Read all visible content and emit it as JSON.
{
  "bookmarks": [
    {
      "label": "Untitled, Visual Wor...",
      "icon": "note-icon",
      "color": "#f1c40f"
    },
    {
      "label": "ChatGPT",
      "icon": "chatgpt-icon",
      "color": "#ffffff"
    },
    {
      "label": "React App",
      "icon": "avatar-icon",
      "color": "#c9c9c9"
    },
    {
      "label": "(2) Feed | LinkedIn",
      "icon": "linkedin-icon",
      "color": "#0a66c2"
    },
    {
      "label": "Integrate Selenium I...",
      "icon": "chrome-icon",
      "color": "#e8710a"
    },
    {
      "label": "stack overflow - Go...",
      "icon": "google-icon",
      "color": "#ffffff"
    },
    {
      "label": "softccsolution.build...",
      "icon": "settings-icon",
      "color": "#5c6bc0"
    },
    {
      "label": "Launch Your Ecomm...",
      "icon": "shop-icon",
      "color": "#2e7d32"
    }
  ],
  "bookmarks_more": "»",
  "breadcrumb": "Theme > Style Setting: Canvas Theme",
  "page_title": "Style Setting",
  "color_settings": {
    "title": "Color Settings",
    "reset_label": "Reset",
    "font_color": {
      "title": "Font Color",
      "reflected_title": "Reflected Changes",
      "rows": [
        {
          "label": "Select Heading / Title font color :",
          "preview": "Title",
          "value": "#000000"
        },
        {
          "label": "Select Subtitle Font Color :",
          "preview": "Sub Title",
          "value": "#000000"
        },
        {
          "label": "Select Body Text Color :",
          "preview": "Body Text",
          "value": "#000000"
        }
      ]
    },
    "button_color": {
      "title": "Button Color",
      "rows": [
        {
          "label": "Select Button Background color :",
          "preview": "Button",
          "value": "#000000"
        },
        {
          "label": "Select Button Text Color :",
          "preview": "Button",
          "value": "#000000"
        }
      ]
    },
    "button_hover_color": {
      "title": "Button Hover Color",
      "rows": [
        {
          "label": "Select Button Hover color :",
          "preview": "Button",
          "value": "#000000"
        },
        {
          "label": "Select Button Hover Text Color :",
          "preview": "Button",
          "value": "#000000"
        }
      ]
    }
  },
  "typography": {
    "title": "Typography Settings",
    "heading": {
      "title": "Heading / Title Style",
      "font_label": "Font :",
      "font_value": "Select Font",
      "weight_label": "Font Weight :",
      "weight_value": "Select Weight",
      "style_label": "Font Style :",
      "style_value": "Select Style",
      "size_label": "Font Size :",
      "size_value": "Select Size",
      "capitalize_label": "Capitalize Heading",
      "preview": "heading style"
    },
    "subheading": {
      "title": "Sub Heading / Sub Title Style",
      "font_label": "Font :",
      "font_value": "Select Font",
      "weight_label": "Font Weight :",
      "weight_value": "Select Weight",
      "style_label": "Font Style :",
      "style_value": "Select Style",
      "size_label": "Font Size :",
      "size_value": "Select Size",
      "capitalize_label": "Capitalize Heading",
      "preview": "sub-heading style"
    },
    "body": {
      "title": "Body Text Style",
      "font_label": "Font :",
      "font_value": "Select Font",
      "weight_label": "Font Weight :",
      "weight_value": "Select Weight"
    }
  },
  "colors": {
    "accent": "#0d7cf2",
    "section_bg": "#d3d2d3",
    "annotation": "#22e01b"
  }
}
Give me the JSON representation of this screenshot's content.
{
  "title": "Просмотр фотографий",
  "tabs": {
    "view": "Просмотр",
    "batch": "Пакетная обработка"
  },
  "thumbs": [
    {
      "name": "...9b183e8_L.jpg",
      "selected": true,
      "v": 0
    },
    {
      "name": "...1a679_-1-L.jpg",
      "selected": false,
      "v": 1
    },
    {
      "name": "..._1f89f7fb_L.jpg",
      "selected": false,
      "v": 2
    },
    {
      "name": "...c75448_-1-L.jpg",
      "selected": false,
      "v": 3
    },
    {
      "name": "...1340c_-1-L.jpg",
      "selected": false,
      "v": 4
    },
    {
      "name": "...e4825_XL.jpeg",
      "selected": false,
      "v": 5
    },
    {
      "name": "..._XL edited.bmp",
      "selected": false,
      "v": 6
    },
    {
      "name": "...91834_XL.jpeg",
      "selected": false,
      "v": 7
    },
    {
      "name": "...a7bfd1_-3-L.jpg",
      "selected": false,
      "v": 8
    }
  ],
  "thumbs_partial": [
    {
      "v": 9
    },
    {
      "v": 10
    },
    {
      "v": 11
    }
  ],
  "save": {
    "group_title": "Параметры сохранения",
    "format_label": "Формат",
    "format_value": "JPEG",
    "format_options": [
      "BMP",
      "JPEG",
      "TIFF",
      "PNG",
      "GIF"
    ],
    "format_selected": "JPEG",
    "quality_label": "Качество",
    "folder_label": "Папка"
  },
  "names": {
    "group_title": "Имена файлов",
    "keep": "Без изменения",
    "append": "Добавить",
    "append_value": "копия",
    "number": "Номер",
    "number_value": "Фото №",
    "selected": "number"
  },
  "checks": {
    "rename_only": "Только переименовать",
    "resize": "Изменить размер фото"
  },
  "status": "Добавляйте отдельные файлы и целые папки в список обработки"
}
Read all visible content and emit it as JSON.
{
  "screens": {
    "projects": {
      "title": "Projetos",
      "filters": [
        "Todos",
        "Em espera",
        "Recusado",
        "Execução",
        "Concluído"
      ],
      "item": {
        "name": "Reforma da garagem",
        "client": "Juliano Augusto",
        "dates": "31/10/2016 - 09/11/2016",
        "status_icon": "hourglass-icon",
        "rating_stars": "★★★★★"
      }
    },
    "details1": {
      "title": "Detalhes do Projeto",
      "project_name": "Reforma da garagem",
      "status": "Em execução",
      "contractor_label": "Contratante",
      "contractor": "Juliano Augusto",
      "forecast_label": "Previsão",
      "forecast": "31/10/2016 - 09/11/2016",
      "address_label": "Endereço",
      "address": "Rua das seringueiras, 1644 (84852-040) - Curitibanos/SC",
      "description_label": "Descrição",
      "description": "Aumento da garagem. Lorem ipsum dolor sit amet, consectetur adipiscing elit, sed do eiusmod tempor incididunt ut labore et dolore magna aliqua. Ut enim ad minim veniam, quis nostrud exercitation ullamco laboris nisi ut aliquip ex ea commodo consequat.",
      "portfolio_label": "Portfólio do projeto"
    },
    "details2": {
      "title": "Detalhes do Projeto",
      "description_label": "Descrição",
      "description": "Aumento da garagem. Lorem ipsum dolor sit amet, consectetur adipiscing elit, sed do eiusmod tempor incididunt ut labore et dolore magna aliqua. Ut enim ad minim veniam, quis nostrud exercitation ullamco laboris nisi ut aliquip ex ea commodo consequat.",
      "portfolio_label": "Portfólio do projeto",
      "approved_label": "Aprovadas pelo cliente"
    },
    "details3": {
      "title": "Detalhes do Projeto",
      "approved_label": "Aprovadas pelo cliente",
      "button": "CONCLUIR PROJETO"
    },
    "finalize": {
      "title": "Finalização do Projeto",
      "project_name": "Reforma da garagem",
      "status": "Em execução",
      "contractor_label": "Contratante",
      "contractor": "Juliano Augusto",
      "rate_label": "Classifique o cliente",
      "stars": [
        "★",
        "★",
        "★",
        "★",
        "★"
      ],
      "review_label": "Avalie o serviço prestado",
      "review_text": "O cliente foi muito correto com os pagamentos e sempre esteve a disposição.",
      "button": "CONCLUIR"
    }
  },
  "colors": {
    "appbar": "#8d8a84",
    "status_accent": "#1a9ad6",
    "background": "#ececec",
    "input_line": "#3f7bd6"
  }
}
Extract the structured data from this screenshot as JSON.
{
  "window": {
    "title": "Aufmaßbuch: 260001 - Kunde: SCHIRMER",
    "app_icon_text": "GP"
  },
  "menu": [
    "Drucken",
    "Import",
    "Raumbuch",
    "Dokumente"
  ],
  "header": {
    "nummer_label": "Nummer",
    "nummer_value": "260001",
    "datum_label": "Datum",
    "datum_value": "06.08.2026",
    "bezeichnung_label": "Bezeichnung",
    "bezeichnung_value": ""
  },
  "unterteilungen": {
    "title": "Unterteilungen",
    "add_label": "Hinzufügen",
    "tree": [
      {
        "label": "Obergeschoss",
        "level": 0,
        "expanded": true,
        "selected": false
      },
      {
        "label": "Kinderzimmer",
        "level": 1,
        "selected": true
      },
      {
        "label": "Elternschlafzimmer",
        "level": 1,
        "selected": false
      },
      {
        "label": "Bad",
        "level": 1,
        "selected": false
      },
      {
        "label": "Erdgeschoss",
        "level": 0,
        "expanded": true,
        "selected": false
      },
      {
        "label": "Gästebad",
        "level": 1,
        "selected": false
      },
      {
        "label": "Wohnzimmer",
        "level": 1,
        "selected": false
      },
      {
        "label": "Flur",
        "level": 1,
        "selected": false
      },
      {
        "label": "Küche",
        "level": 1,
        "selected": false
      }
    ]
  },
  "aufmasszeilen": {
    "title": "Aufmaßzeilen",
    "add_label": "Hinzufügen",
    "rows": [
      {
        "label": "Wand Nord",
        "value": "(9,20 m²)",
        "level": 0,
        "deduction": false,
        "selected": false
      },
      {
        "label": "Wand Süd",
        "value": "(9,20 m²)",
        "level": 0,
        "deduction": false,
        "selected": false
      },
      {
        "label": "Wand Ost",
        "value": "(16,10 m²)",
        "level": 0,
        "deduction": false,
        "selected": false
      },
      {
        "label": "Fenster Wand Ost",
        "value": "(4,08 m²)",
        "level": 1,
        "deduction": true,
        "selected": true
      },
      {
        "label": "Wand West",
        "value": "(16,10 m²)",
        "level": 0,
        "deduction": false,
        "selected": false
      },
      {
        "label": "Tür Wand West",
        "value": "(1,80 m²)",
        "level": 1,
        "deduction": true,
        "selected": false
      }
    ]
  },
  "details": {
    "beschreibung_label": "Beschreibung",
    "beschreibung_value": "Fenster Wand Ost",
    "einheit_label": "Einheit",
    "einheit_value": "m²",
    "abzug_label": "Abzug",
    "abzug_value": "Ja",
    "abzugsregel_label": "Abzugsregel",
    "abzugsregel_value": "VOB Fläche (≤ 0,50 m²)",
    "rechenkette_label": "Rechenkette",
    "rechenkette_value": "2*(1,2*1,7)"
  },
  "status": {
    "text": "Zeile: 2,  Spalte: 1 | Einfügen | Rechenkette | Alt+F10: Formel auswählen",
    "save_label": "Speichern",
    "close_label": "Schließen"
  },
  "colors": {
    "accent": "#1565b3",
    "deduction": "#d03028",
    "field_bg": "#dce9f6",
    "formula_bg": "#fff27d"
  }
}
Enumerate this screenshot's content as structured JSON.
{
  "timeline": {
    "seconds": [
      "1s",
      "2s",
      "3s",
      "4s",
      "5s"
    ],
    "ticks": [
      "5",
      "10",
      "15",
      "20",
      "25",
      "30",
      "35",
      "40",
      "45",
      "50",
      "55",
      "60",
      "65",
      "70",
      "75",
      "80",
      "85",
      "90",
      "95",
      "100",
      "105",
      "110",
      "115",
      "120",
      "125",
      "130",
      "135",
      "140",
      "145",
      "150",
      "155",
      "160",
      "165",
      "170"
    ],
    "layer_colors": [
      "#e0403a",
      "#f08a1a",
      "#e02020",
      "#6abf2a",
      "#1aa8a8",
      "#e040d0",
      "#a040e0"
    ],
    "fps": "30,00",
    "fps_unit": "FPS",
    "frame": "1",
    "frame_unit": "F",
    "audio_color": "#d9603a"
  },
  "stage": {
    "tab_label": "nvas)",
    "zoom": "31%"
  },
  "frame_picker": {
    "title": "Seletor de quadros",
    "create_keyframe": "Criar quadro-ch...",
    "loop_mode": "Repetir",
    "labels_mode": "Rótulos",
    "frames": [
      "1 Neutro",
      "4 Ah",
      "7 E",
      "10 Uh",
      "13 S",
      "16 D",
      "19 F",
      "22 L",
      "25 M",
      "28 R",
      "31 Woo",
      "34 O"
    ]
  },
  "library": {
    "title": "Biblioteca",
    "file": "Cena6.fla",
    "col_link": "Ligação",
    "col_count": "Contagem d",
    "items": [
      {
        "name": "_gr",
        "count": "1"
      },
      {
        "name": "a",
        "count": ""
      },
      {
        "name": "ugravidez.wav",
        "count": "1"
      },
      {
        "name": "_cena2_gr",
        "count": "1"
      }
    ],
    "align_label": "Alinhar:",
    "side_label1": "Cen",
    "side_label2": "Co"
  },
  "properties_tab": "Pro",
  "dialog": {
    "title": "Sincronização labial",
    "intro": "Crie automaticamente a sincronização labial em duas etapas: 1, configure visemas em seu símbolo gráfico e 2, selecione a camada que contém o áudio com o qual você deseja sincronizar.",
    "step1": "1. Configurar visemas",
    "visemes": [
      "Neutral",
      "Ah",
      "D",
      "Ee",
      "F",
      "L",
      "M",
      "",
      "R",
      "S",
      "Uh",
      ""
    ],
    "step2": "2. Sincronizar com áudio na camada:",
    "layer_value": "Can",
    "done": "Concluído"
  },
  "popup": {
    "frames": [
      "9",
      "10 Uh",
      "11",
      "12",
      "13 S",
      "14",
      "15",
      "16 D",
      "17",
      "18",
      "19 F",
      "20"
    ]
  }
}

> What you should do
Copy every line of the listing that contains the word "Wand".

> Result of this task
        "label": "Wand Nord",
        "label": "Wand Süd",
        "label": "Wand Ost",
        "label": "Fenster Wand Ost",
        "label": "Wand West",
        "label": "Tür Wand West",
    "beschreibung_value": "Fenster Wand Ost",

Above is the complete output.